**EXERCISE REQUIREMENTS:** Put every line of the records below into a JSON list of strings, one string per line, with blank lines left out.

Dataset records:
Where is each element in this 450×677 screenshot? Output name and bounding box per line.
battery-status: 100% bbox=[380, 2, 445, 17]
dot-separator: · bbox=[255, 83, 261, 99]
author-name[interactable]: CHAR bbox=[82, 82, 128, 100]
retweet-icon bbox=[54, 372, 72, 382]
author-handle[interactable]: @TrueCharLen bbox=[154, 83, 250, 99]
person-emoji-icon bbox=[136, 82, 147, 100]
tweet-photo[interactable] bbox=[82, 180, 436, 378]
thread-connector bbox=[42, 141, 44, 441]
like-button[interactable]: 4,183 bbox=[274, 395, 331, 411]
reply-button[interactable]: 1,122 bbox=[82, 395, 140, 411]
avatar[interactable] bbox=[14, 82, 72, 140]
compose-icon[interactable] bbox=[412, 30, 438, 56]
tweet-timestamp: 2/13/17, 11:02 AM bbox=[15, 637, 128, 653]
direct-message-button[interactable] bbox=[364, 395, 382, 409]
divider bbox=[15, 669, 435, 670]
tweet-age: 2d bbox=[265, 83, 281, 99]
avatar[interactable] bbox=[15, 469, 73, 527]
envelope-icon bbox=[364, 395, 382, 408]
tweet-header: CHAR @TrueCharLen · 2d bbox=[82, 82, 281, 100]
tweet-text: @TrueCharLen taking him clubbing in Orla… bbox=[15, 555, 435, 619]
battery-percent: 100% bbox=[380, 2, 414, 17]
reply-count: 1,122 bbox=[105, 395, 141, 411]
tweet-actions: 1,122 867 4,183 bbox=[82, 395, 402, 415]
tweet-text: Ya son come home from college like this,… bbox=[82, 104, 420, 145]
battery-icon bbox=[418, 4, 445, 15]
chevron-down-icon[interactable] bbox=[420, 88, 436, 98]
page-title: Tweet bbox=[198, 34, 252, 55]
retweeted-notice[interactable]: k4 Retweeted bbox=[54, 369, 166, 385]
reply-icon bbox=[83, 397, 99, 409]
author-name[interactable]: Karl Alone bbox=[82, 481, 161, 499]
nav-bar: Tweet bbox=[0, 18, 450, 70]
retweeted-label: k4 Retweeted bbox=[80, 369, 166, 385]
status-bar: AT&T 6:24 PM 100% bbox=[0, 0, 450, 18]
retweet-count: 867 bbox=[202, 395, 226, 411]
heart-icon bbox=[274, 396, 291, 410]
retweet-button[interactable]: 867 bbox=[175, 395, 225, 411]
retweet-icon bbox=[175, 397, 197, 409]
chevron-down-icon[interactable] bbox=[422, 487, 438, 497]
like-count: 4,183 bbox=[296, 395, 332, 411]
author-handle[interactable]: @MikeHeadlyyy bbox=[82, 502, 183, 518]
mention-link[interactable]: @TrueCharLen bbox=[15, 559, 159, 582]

**THE REPLY:**
[
  "Where is each element in this 450×677 screenshot? Output name and bounding box per line.",
  "battery-status: 100% bbox=[380, 2, 445, 17]",
  "dot-separator: · bbox=[255, 83, 261, 99]",
  "author-name[interactable]: CHAR bbox=[82, 82, 128, 100]",
  "retweet-icon bbox=[54, 372, 72, 382]",
  "author-handle[interactable]: @TrueCharLen bbox=[154, 83, 250, 99]",
  "person-emoji-icon bbox=[136, 82, 147, 100]",
  "tweet-photo[interactable] bbox=[82, 180, 436, 378]",
  "thread-connector bbox=[42, 141, 44, 441]",
  "like-button[interactable]: 4,183 bbox=[274, 395, 331, 411]",
  "reply-button[interactable]: 1,122 bbox=[82, 395, 140, 411]",
  "avatar[interactable] bbox=[14, 82, 72, 140]",
  "compose-icon[interactable] bbox=[412, 30, 438, 56]",
  "tweet-timestamp: 2/13/17, 11:02 AM bbox=[15, 637, 128, 653]",
  "direct-message-button[interactable] bbox=[364, 395, 382, 409]",
  "divider bbox=[15, 669, 435, 670]",
  "tweet-age: 2d bbox=[265, 83, 281, 99]",
  "avatar[interactable] bbox=[15, 469, 73, 527]",
  "envelope-icon bbox=[364, 395, 382, 408]",
  "tweet-header: CHAR @TrueCharLen · 2d bbox=[82, 82, 281, 100]",
  "tweet-text: @TrueCharLen taking him clubbing in Orla… bbox=[15, 555, 435, 619]",
  "battery-percent: 100% bbox=[380, 2, 414, 17]",
  "reply-count: 1,122 bbox=[105, 395, 141, 411]",
  "tweet-actions: 1,122 867 4,183 bbox=[82, 395, 402, 415]",
  "tweet-text: Ya son come home from college like this,… bbox=[82, 104, 420, 145]",
  "battery-icon bbox=[418, 4, 445, 15]",
  "chevron-down-icon[interactable] bbox=[420, 88, 436, 98]",
  "page-title: Tweet bbox=[198, 34, 252, 55]",
  "retweeted-notice[interactable]: k4 Retweeted bbox=[54, 369, 166, 385]",
  "reply-icon bbox=[83, 397, 99, 409]",
  "author-name[interactable]: Karl Alone bbox=[82, 481, 161, 499]",
  "nav-bar: Tweet bbox=[0, 18, 450, 70]",
  "retweeted-label: k4 Retweeted bbox=[80, 369, 166, 385]",
  "status-bar: AT&T 6:24 PM 100% bbox=[0, 0, 450, 18]",
  "retweet-count: 867 bbox=[202, 395, 226, 411]",
  "heart-icon bbox=[274, 396, 291, 410]",
  "retweet-button[interactable]: 867 bbox=[175, 395, 225, 411]",
  "retweet-icon bbox=[175, 397, 197, 409]",
  "chevron-down-icon[interactable] bbox=[422, 487, 438, 497]",
  "like-count: 4,183 bbox=[296, 395, 332, 411]",
  "author-handle[interactable]: @MikeHeadlyyy bbox=[82, 502, 183, 518]",
  "mention-link[interactable]: @TrueCharLen bbox=[15, 559, 159, 582]"
]